Reproduce the listing below in full and without alteration, apart from its pictures.

= = =

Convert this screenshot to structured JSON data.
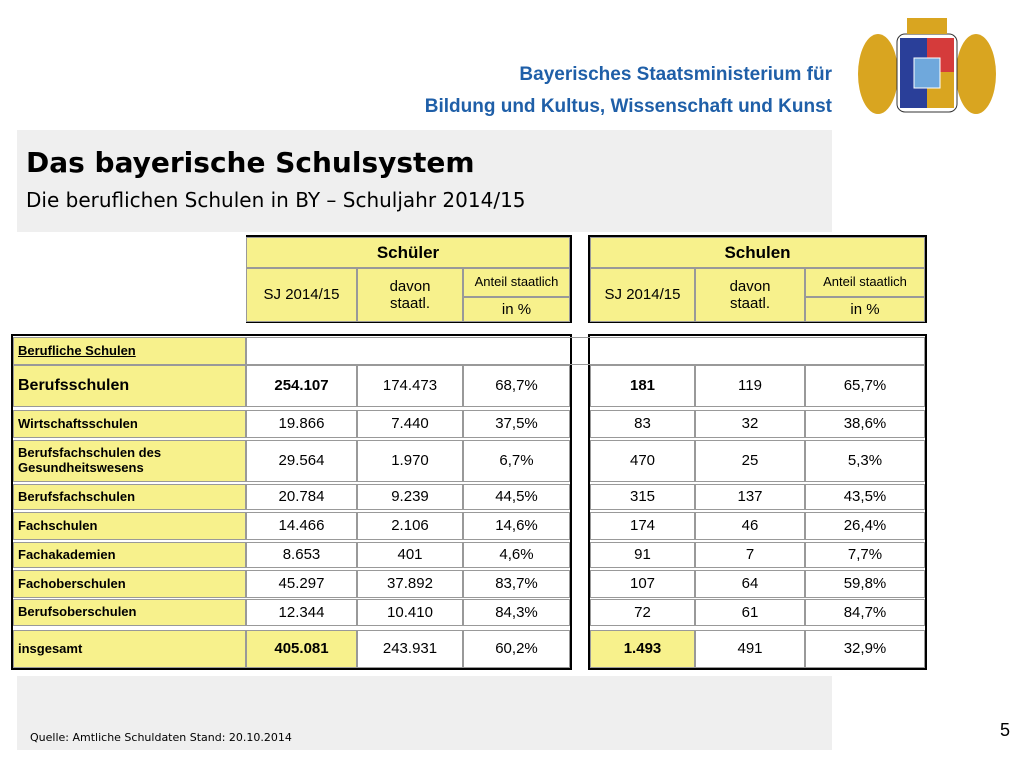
{
  "header": {
    "ministry_line1": "Bayerisches Staatsministerium für",
    "ministry_line2": "Bildung und Kultus, Wissenschaft und Kunst",
    "title": "Das bayerische Schulsystem",
    "subtitle": "Die beruflichen Schulen in BY – Schuljahr 2014/15"
  },
  "table": {
    "groups": [
      {
        "title": "Schüler",
        "year": "SJ 2014/15",
        "state": "davon staatl.",
        "share": "Anteil staatlich",
        "unit": "in %"
      },
      {
        "title": "Schulen",
        "year": "SJ 2014/15",
        "state": "davon staatl.",
        "share": "Anteil staatlich",
        "unit": "in %"
      }
    ],
    "section": "Berufliche Schulen",
    "rows": [
      [
        "Berufsschulen",
        "254.107",
        "174.473",
        "68,7%",
        "181",
        "119",
        "65,7%"
      ],
      [
        "Wirtschaftsschulen",
        "19.866",
        "7.440",
        "37,5%",
        "83",
        "32",
        "38,6%"
      ],
      [
        "Berufsfachschulen des Gesundheitswesens",
        "29.564",
        "1.970",
        "6,7%",
        "470",
        "25",
        "5,3%"
      ],
      [
        "Berufsfachschulen",
        "20.784",
        "9.239",
        "44,5%",
        "315",
        "137",
        "43,5%"
      ],
      [
        "Fachschulen",
        "14.466",
        "2.106",
        "14,6%",
        "174",
        "46",
        "26,4%"
      ],
      [
        "Fachakademien",
        "8.653",
        "401",
        "4,6%",
        "91",
        "7",
        "7,7%"
      ],
      [
        "Fachoberschulen",
        "45.297",
        "37.892",
        "83,7%",
        "107",
        "64",
        "59,8%"
      ],
      [
        "Berufsoberschulen",
        "12.344",
        "10.410",
        "84,3%",
        "72",
        "61",
        "84,7%"
      ],
      [
        "insgesamt",
        "405.081",
        "243.931",
        "60,2%",
        "1.493",
        "491",
        "32,9%"
      ]
    ]
  },
  "footer": {
    "source": "Quelle: Amtliche Schuldaten Stand: 20.10.2014",
    "page": "5"
  }
}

= = =

WRITTEN RESPONSE
Convert this screenshot to structured JSON data.
{
  "header": {
    "ministry_line1": "Bayerisches Staatsministerium für",
    "ministry_line2": "Bildung und Kultus, Wissenschaft und Kunst",
    "title": "Das bayerische Schulsystem",
    "subtitle": "Die beruflichen Schulen in BY – Schuljahr 2014/15"
  },
  "table": {
    "groups": [
      {
        "title": "Schüler",
        "year": "SJ 2014/15",
        "state": "davon staatl.",
        "share": "Anteil staatlich",
        "unit": "in %"
      },
      {
        "title": "Schulen",
        "year": "SJ 2014/15",
        "state": "davon staatl.",
        "share": "Anteil staatlich",
        "unit": "in %"
      }
    ],
    "section": "Berufliche Schulen",
    "rows": [
      [
        "Berufsschulen",
        "254.107",
        "174.473",
        "68,7%",
        "181",
        "119",
        "65,7%"
      ],
      [
        "Wirtschaftsschulen",
        "19.866",
        "7.440",
        "37,5%",
        "83",
        "32",
        "38,6%"
      ],
      [
        "Berufsfachschulen des Gesundheitswesens",
        "29.564",
        "1.970",
        "6,7%",
        "470",
        "25",
        "5,3%"
      ],
      [
        "Berufsfachschulen",
        "20.784",
        "9.239",
        "44,5%",
        "315",
        "137",
        "43,5%"
      ],
      [
        "Fachschulen",
        "14.466",
        "2.106",
        "14,6%",
        "174",
        "46",
        "26,4%"
      ],
      [
        "Fachakademien",
        "8.653",
        "401",
        "4,6%",
        "91",
        "7",
        "7,7%"
      ],
      [
        "Fachoberschulen",
        "45.297",
        "37.892",
        "83,7%",
        "107",
        "64",
        "59,8%"
      ],
      [
        "Berufsoberschulen",
        "12.344",
        "10.410",
        "84,3%",
        "72",
        "61",
        "84,7%"
      ],
      [
        "insgesamt",
        "405.081",
        "243.931",
        "60,2%",
        "1.493",
        "491",
        "32,9%"
      ]
    ]
  },
  "footer": {
    "source": "Quelle: Amtliche Schuldaten Stand: 20.10.2014",
    "page": "5"
  }
}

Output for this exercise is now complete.